• Work to complete:
Word for word, retype every entry in the listing.

• Material for this task:
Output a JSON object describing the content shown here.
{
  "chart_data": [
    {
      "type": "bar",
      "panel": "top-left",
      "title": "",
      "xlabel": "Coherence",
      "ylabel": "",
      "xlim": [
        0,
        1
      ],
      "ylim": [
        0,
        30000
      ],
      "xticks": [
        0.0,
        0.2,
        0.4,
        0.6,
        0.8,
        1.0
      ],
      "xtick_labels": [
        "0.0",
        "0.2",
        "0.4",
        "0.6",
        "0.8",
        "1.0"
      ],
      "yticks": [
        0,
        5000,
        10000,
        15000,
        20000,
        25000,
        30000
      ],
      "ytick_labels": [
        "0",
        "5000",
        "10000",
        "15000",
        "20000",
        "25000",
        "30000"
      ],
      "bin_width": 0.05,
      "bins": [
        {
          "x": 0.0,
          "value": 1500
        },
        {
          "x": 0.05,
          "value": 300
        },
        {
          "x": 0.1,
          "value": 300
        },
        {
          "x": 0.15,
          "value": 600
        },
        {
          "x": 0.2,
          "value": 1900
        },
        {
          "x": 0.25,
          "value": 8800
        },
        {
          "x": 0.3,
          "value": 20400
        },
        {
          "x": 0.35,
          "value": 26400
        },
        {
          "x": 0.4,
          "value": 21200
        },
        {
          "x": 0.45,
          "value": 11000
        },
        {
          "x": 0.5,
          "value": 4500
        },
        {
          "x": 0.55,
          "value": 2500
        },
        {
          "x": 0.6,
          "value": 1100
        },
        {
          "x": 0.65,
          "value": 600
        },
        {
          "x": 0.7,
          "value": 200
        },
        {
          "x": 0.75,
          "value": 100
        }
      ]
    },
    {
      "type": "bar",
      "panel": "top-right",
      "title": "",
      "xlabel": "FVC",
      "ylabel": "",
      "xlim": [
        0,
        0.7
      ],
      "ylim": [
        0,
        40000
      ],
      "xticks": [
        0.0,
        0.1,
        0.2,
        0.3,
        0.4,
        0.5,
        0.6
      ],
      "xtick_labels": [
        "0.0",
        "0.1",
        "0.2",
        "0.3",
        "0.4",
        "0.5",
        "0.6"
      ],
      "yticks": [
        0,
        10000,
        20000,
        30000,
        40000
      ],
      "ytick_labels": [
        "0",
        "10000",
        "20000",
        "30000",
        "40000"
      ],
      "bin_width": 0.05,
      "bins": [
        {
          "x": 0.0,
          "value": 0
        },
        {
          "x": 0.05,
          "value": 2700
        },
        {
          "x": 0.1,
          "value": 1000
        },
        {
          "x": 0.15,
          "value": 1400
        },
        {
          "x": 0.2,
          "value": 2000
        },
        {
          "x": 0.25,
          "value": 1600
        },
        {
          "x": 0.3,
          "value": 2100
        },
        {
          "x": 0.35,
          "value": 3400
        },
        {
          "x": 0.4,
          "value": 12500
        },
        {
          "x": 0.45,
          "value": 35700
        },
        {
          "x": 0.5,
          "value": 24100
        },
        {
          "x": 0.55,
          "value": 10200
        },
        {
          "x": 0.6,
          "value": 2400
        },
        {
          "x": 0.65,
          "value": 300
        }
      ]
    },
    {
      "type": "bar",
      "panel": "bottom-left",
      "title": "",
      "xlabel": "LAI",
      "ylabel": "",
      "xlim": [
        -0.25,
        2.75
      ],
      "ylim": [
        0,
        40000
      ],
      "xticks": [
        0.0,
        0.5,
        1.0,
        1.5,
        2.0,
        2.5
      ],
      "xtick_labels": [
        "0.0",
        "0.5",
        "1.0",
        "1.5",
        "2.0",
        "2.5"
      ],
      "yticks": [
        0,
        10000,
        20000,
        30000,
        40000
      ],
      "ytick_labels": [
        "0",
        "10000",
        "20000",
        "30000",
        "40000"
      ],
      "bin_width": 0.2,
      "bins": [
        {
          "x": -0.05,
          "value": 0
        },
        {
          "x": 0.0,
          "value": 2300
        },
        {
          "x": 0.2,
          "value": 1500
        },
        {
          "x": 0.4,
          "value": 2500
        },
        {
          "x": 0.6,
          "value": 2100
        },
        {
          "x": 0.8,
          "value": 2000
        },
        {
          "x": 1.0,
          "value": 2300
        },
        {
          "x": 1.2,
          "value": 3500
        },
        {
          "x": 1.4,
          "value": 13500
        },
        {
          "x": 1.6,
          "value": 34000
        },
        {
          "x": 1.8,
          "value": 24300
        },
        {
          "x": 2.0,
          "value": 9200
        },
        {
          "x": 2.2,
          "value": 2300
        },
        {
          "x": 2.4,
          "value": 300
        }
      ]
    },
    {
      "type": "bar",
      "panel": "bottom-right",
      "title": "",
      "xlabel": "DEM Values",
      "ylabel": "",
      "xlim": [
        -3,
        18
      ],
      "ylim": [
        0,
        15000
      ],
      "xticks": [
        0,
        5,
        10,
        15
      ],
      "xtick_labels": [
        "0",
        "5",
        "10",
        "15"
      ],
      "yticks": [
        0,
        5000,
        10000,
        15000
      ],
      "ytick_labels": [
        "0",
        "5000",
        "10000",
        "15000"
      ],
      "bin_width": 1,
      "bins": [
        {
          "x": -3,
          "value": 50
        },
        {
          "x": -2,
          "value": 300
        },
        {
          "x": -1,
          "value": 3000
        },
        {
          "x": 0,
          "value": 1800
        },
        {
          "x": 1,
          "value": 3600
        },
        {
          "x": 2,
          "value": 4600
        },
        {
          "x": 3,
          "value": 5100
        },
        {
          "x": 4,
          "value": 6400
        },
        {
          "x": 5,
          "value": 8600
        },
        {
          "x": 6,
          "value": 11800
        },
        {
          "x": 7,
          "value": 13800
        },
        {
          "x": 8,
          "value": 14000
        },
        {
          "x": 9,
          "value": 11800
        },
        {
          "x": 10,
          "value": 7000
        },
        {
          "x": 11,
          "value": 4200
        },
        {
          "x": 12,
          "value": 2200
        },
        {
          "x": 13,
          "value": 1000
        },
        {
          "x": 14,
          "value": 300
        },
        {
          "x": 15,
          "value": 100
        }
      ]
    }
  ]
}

• In response:
Output a JSON object describing the content shown here.
{
  "chart_data": [
    {
      "type": "bar",
      "panel": "top-left",
      "title": "",
      "xlabel": "Coherence",
      "ylabel": "",
      "xlim": [
        0,
        1
      ],
      "ylim": [
        0,
        30000
      ],
      "xticks": [
        0.0,
        0.2,
        0.4,
        0.6,
        0.8,
        1.0
      ],
      "xtick_labels": [
        "0.0",
        "0.2",
        "0.4",
        "0.6",
        "0.8",
        "1.0"
      ],
      "yticks": [
        0,
        5000,
        10000,
        15000,
        20000,
        25000,
        30000
      ],
      "ytick_labels": [
        "0",
        "5000",
        "10000",
        "15000",
        "20000",
        "25000",
        "30000"
      ],
      "bin_width": 0.05,
      "bins": [
        {
          "x": 0.0,
          "value": 1500
        },
        {
          "x": 0.05,
          "value": 300
        },
        {
          "x": 0.1,
          "value": 300
        },
        {
          "x": 0.15,
          "value": 600
        },
        {
          "x": 0.2,
          "value": 1900
        },
        {
          "x": 0.25,
          "value": 8800
        },
        {
          "x": 0.3,
          "value": 20400
        },
        {
          "x": 0.35,
          "value": 26400
        },
        {
          "x": 0.4,
          "value": 21200
        },
        {
          "x": 0.45,
          "value": 11000
        },
        {
          "x": 0.5,
          "value": 4500
        },
        {
          "x": 0.55,
          "value": 2500
        },
        {
          "x": 0.6,
          "value": 1100
        },
        {
          "x": 0.65,
          "value": 600
        },
        {
          "x": 0.7,
          "value": 200
        },
        {
          "x": 0.75,
          "value": 100
        }
      ]
    },
    {
      "type": "bar",
      "panel": "top-right",
      "title": "",
      "xlabel": "FVC",
      "ylabel": "",
      "xlim": [
        0,
        0.7
      ],
      "ylim": [
        0,
        40000
      ],
      "xticks": [
        0.0,
        0.1,
        0.2,
        0.3,
        0.4,
        0.5,
        0.6
      ],
      "xtick_labels": [
        "0.0",
        "0.1",
        "0.2",
        "0.3",
        "0.4",
        "0.5",
        "0.6"
      ],
      "yticks": [
        0,
        10000,
        20000,
        30000,
        40000
      ],
      "ytick_labels": [
        "0",
        "10000",
        "20000",
        "30000",
        "40000"
      ],
      "bin_width": 0.05,
      "bins": [
        {
          "x": 0.0,
          "value": 0
        },
        {
          "x": 0.05,
          "value": 2700
        },
        {
          "x": 0.1,
          "value": 1000
        },
        {
          "x": 0.15,
          "value": 1400
        },
        {
          "x": 0.2,
          "value": 2000
        },
        {
          "x": 0.25,
          "value": 1600
        },
        {
          "x": 0.3,
          "value": 2100
        },
        {
          "x": 0.35,
          "value": 3400
        },
        {
          "x": 0.4,
          "value": 12500
        },
        {
          "x": 0.45,
          "value": 35700
        },
        {
          "x": 0.5,
          "value": 24100
        },
        {
          "x": 0.55,
          "value": 10200
        },
        {
          "x": 0.6,
          "value": 2400
        },
        {
          "x": 0.65,
          "value": 300
        }
      ]
    },
    {
      "type": "bar",
      "panel": "bottom-left",
      "title": "",
      "xlabel": "LAI",
      "ylabel": "",
      "xlim": [
        -0.25,
        2.75
      ],
      "ylim": [
        0,
        40000
      ],
      "xticks": [
        0.0,
        0.5,
        1.0,
        1.5,
        2.0,
        2.5
      ],
      "xtick_labels": [
        "0.0",
        "0.5",
        "1.0",
        "1.5",
        "2.0",
        "2.5"
      ],
      "yticks": [
        0,
        10000,
        20000,
        30000,
        40000
      ],
      "ytick_labels": [
        "0",
        "10000",
        "20000",
        "30000",
        "40000"
      ],
      "bin_width": 0.2,
      "bins": [
        {
          "x": -0.05,
          "value": 0
        },
        {
          "x": 0.0,
          "value": 2300
        },
        {
          "x": 0.2,
          "value": 1500
        },
        {
          "x": 0.4,
          "value": 2500
        },
        {
          "x": 0.6,
          "value": 2100
        },
        {
          "x": 0.8,
          "value": 2000
        },
        {
          "x": 1.0,
          "value": 2300
        },
        {
          "x": 1.2,
          "value": 3500
        },
        {
          "x": 1.4,
          "value": 13500
        },
        {
          "x": 1.6,
          "value": 34000
        },
        {
          "x": 1.8,
          "value": 24300
        },
        {
          "x": 2.0,
          "value": 9200
        },
        {
          "x": 2.2,
          "value": 2300
        },
        {
          "x": 2.4,
          "value": 300
        }
      ]
    },
    {
      "type": "bar",
      "panel": "bottom-right",
      "title": "",
      "xlabel": "DEM Values",
      "ylabel": "",
      "xlim": [
        -3,
        18
      ],
      "ylim": [
        0,
        15000
      ],
      "xticks": [
        0,
        5,
        10,
        15
      ],
      "xtick_labels": [
        "0",
        "5",
        "10",
        "15"
      ],
      "yticks": [
        0,
        5000,
        10000,
        15000
      ],
      "ytick_labels": [
        "0",
        "5000",
        "10000",
        "15000"
      ],
      "bin_width": 1,
      "bins": [
        {
          "x": -3,
          "value": 50
        },
        {
          "x": -2,
          "value": 300
        },
        {
          "x": -1,
          "value": 3000
        },
        {
          "x": 0,
          "value": 1800
        },
        {
          "x": 1,
          "value": 3600
        },
        {
          "x": 2,
          "value": 4600
        },
        {
          "x": 3,
          "value": 5100
        },
        {
          "x": 4,
          "value": 6400
        },
        {
          "x": 5,
          "value": 8600
        },
        {
          "x": 6,
          "value": 11800
        },
        {
          "x": 7,
          "value": 13800
        },
        {
          "x": 8,
          "value": 14000
        },
        {
          "x": 9,
          "value": 11800
        },
        {
          "x": 10,
          "value": 7000
        },
        {
          "x": 11,
          "value": 4200
        },
        {
          "x": 12,
          "value": 2200
        },
        {
          "x": 13,
          "value": 1000
        },
        {
          "x": 14,
          "value": 300
        },
        {
          "x": 15,
          "value": 100
        }
      ]
    }
  ]
}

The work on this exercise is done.